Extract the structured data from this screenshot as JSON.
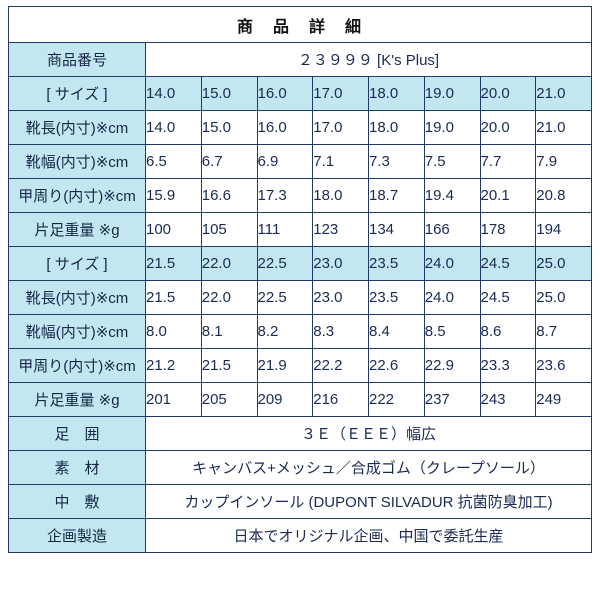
{
  "title": "商　品　詳　細",
  "colors": {
    "border": "#223a66",
    "header_bg": "#c3e7f1",
    "text": "#1a2a52"
  },
  "table": {
    "rows": [
      {
        "name": "product-number",
        "label": "商品番号",
        "value": "２３９９９ [K's Plus]"
      },
      {
        "name": "size-row-1",
        "label": "[ サイズ ]",
        "highlight": true,
        "values": [
          "14.0",
          "15.0",
          "16.0",
          "17.0",
          "18.0",
          "19.0",
          "20.0",
          "21.0"
        ]
      },
      {
        "name": "shoe-length-row-1",
        "label": "靴長(内寸)※cm",
        "values": [
          "14.0",
          "15.0",
          "16.0",
          "17.0",
          "18.0",
          "19.0",
          "20.0",
          "21.0"
        ]
      },
      {
        "name": "shoe-width-row-1",
        "label": "靴幅(内寸)※cm",
        "values": [
          "6.5",
          "6.7",
          "6.9",
          "7.1",
          "7.3",
          "7.5",
          "7.7",
          "7.9"
        ]
      },
      {
        "name": "girth-row-1",
        "label": "甲周り(内寸)※cm",
        "values": [
          "15.9",
          "16.6",
          "17.3",
          "18.0",
          "18.7",
          "19.4",
          "20.1",
          "20.8"
        ]
      },
      {
        "name": "weight-row-1",
        "label": "片足重量 ※g",
        "values": [
          "100",
          "105",
          "111",
          "123",
          "134",
          "166",
          "178",
          "194"
        ]
      },
      {
        "name": "size-row-2",
        "label": "[ サイズ ]",
        "highlight": true,
        "values": [
          "21.5",
          "22.0",
          "22.5",
          "23.0",
          "23.5",
          "24.0",
          "24.5",
          "25.0"
        ]
      },
      {
        "name": "shoe-length-row-2",
        "label": "靴長(内寸)※cm",
        "values": [
          "21.5",
          "22.0",
          "22.5",
          "23.0",
          "23.5",
          "24.0",
          "24.5",
          "25.0"
        ]
      },
      {
        "name": "shoe-width-row-2",
        "label": "靴幅(内寸)※cm",
        "values": [
          "8.0",
          "8.1",
          "8.2",
          "8.3",
          "8.4",
          "8.5",
          "8.6",
          "8.7"
        ]
      },
      {
        "name": "girth-row-2",
        "label": "甲周り(内寸)※cm",
        "values": [
          "21.2",
          "21.5",
          "21.9",
          "22.2",
          "22.6",
          "22.9",
          "23.3",
          "23.6"
        ]
      },
      {
        "name": "weight-row-2",
        "label": "片足重量 ※g",
        "values": [
          "201",
          "205",
          "209",
          "216",
          "222",
          "237",
          "243",
          "249"
        ]
      },
      {
        "name": "foot-girth",
        "label": "足　囲",
        "value": "３Ｅ（ＥＥＥ）幅広"
      },
      {
        "name": "material",
        "label": "素　材",
        "value": "キャンバス+メッシュ／合成ゴム（クレープソール）"
      },
      {
        "name": "insole",
        "label": "中　敷",
        "value": "カップインソール (DUPONT SILVADUR 抗菌防臭加工)"
      },
      {
        "name": "production",
        "label": "企画製造",
        "value": "日本でオリジナル企画、中国で委託生産"
      }
    ]
  }
}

______

• _Short exercise_
The records above are to be quoted exactly, with all pictures left out.

• _Output for this task_
Extract the structured data from this screenshot as JSON.
{
  "title": "商　品　詳　細",
  "colors": {
    "border": "#223a66",
    "header_bg": "#c3e7f1",
    "text": "#1a2a52"
  },
  "table": {
    "rows": [
      {
        "name": "product-number",
        "label": "商品番号",
        "value": "２３９９９ [K's Plus]"
      },
      {
        "name": "size-row-1",
        "label": "[ サイズ ]",
        "highlight": true,
        "values": [
          "14.0",
          "15.0",
          "16.0",
          "17.0",
          "18.0",
          "19.0",
          "20.0",
          "21.0"
        ]
      },
      {
        "name": "shoe-length-row-1",
        "label": "靴長(内寸)※cm",
        "values": [
          "14.0",
          "15.0",
          "16.0",
          "17.0",
          "18.0",
          "19.0",
          "20.0",
          "21.0"
        ]
      },
      {
        "name": "shoe-width-row-1",
        "label": "靴幅(内寸)※cm",
        "values": [
          "6.5",
          "6.7",
          "6.9",
          "7.1",
          "7.3",
          "7.5",
          "7.7",
          "7.9"
        ]
      },
      {
        "name": "girth-row-1",
        "label": "甲周り(内寸)※cm",
        "values": [
          "15.9",
          "16.6",
          "17.3",
          "18.0",
          "18.7",
          "19.4",
          "20.1",
          "20.8"
        ]
      },
      {
        "name": "weight-row-1",
        "label": "片足重量 ※g",
        "values": [
          "100",
          "105",
          "111",
          "123",
          "134",
          "166",
          "178",
          "194"
        ]
      },
      {
        "name": "size-row-2",
        "label": "[ サイズ ]",
        "highlight": true,
        "values": [
          "21.5",
          "22.0",
          "22.5",
          "23.0",
          "23.5",
          "24.0",
          "24.5",
          "25.0"
        ]
      },
      {
        "name": "shoe-length-row-2",
        "label": "靴長(内寸)※cm",
        "values": [
          "21.5",
          "22.0",
          "22.5",
          "23.0",
          "23.5",
          "24.0",
          "24.5",
          "25.0"
        ]
      },
      {
        "name": "shoe-width-row-2",
        "label": "靴幅(内寸)※cm",
        "values": [
          "8.0",
          "8.1",
          "8.2",
          "8.3",
          "8.4",
          "8.5",
          "8.6",
          "8.7"
        ]
      },
      {
        "name": "girth-row-2",
        "label": "甲周り(内寸)※cm",
        "values": [
          "21.2",
          "21.5",
          "21.9",
          "22.2",
          "22.6",
          "22.9",
          "23.3",
          "23.6"
        ]
      },
      {
        "name": "weight-row-2",
        "label": "片足重量 ※g",
        "values": [
          "201",
          "205",
          "209",
          "216",
          "222",
          "237",
          "243",
          "249"
        ]
      },
      {
        "name": "foot-girth",
        "label": "足　囲",
        "value": "３Ｅ（ＥＥＥ）幅広"
      },
      {
        "name": "material",
        "label": "素　材",
        "value": "キャンバス+メッシュ／合成ゴム（クレープソール）"
      },
      {
        "name": "insole",
        "label": "中　敷",
        "value": "カップインソール (DUPONT SILVADUR 抗菌防臭加工)"
      },
      {
        "name": "production",
        "label": "企画製造",
        "value": "日本でオリジナル企画、中国で委託生産"
      }
    ]
  }
}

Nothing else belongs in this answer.